→ WHAT IS NEEDED: Give the records back in full, exactly as they read.

★ ★ ★

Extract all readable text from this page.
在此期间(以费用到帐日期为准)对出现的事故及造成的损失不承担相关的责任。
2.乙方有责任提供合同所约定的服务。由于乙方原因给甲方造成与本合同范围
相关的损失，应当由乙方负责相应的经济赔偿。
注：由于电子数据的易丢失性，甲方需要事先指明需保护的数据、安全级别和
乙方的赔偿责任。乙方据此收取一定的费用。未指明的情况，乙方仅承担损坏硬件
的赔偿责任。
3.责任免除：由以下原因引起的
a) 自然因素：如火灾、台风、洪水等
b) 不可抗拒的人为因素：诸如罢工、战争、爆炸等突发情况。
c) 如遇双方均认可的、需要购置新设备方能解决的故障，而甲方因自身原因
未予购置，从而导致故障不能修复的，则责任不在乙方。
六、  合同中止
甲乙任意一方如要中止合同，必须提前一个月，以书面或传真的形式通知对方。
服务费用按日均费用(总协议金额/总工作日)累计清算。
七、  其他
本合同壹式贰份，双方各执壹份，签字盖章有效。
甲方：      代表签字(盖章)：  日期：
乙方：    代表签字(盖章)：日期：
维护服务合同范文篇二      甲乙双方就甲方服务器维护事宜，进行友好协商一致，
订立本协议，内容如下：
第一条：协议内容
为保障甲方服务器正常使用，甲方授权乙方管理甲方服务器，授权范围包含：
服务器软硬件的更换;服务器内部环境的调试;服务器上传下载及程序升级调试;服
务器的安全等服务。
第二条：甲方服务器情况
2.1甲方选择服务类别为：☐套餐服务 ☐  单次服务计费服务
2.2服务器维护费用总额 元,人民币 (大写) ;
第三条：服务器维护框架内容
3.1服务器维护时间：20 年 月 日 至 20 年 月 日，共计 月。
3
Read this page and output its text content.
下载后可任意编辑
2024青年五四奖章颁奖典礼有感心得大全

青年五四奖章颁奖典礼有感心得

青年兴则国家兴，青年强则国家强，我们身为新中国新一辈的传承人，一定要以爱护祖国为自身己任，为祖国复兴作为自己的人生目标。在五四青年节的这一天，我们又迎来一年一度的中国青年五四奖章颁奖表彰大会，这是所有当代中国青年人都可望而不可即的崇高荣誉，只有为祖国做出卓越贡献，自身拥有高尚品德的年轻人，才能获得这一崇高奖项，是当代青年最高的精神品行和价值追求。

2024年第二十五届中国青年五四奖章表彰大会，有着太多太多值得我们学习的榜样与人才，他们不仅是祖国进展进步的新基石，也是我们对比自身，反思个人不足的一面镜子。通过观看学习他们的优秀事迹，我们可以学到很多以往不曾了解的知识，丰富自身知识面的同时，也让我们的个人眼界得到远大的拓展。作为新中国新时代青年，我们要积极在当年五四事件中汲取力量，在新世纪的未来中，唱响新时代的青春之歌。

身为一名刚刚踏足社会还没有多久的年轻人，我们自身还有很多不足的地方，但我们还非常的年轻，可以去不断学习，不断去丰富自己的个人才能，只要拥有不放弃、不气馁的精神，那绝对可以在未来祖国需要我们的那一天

★ ★ ★

→ CORRECT RESPONSE:
Extract all readable text from this page.
在此期间(以费用到帐日期为准)对出现的事故及造成的损失不承担相关的责任。
2.乙方有责任提供合同所约定的服务。由于乙方原因给甲方造成与本合同范围
相关的损失，应当由乙方负责相应的经济赔偿。
注：由于电子数据的易丢失性，甲方需要事先指明需保护的数据、安全级别和
乙方的赔偿责任。乙方据此收取一定的费用。未指明的情况，乙方仅承担损坏硬件
的赔偿责任。
3.责任免除：由以下原因引起的
a) 自然因素：如火灾、台风、洪水等
b) 不可抗拒的人为因素：诸如罢工、战争、爆炸等突发情况。
c) 如遇双方均认可的、需要购置新设备方能解决的故障，而甲方因自身原因
未予购置，从而导致故障不能修复的，则责任不在乙方。
六、  合同中止
甲乙任意一方如要中止合同，必须提前一个月，以书面或传真的形式通知对方。
服务费用按日均费用(总协议金额/总工作日)累计清算。
七、  其他
本合同壹式贰份，双方各执壹份，签字盖章有效。
甲方：      代表签字(盖章)：  日期：
乙方：    代表签字(盖章)：日期：
维护服务合同范文篇二      甲乙双方就甲方服务器维护事宜，进行友好协商一致，
订立本协议，内容如下：
第一条：协议内容
为保障甲方服务器正常使用，甲方授权乙方管理甲方服务器，授权范围包含：
服务器软硬件的更换;服务器内部环境的调试;服务器上传下载及程序升级调试;服
务器的安全等服务。
第二条：甲方服务器情况
2.1甲方选择服务类别为：☐套餐服务 ☐  单次服务计费服务
2.2服务器维护费用总额 元,人民币 (大写) ;
第三条：服务器维护框架内容
3.1服务器维护时间：20 年 月 日 至 20 年 月 日，共计 月。
3
Read this page and output its text content.
下载后可任意编辑
2024青年五四奖章颁奖典礼有感心得大全

青年五四奖章颁奖典礼有感心得

青年兴则国家兴，青年强则国家强，我们身为新中国新一辈的传承人，一定要以爱护祖国为自身己任，为祖国复兴作为自己的人生目标。在五四青年节的这一天，我们又迎来一年一度的中国青年五四奖章颁奖表彰大会，这是所有当代中国青年人都可望而不可即的崇高荣誉，只有为祖国做出卓越贡献，自身拥有高尚品德的年轻人，才能获得这一崇高奖项，是当代青年最高的精神品行和价值追求。

2024年第二十五届中国青年五四奖章表彰大会，有着太多太多值得我们学习的榜样与人才，他们不仅是祖国进展进步的新基石，也是我们对比自身，反思个人不足的一面镜子。通过观看学习他们的优秀事迹，我们可以学到很多以往不曾了解的知识，丰富自身知识面的同时，也让我们的个人眼界得到远大的拓展。作为新中国新时代青年，我们要积极在当年五四事件中汲取力量，在新世纪的未来中，唱响新时代的青春之歌。

身为一名刚刚踏足社会还没有多久的年轻人，我们自身还有很多不足的地方，但我们还非常的年轻，可以去不断学习，不断去丰富自己的个人才能，只要拥有不放弃、不气馁的精神，那绝对可以在未来祖国需要我们的那一天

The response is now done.